- [TASK BRIEF]: Your task is to repeat all of the data exactly while excluding the pictures.

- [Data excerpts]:
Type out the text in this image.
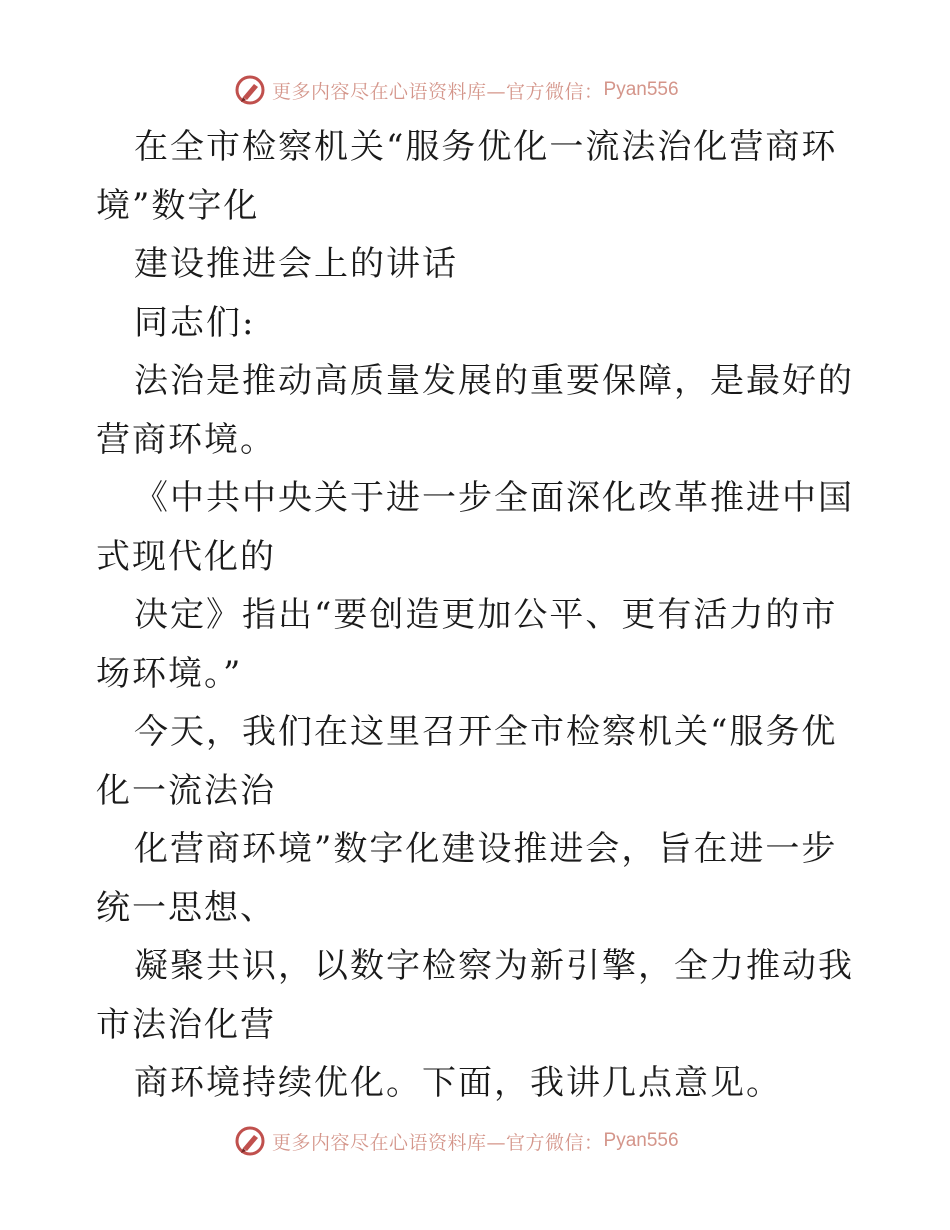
更多内容尽在心语资料库—官方微信： Pyan556

在全市检察机关“服务优化一流法治化营商环境”数字化

建设推进会上的讲话

同志们:

法治是推动高质量发展的重要保障，是最好的营商环境。

《中共中央关于进一步全面深化改革推进中国式现代化的

决定》指出“要创造更加公平、更有活力的市场环境。”

今天，我们在这里召开全市检察机关“服务优化一流法治

化营商环境”数字化建设推进会，旨在进一步统一思想、

凝聚共识，以数字检察为新引擎，全力推动我市法治化营

商环境持续优化。下面，我讲几点意见。

更多内容尽在心语资料库—官方微信： Pyan556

- [RESULT FOR THIS TASK]:
Type out the text in this image.
更多内容尽在心语资料库—官方微信： Pyan556

在全市检察机关“服务优化一流法治化营商环境”数字化

建设推进会上的讲话

同志们:

法治是推动高质量发展的重要保障，是最好的营商环境。

《中共中央关于进一步全面深化改革推进中国式现代化的

决定》指出“要创造更加公平、更有活力的市场环境。”

今天，我们在这里召开全市检察机关“服务优化一流法治

化营商环境”数字化建设推进会，旨在进一步统一思想、

凝聚共识，以数字检察为新引擎，全力推动我市法治化营

商环境持续优化。下面，我讲几点意见。

更多内容尽在心语资料库—官方微信： Pyan556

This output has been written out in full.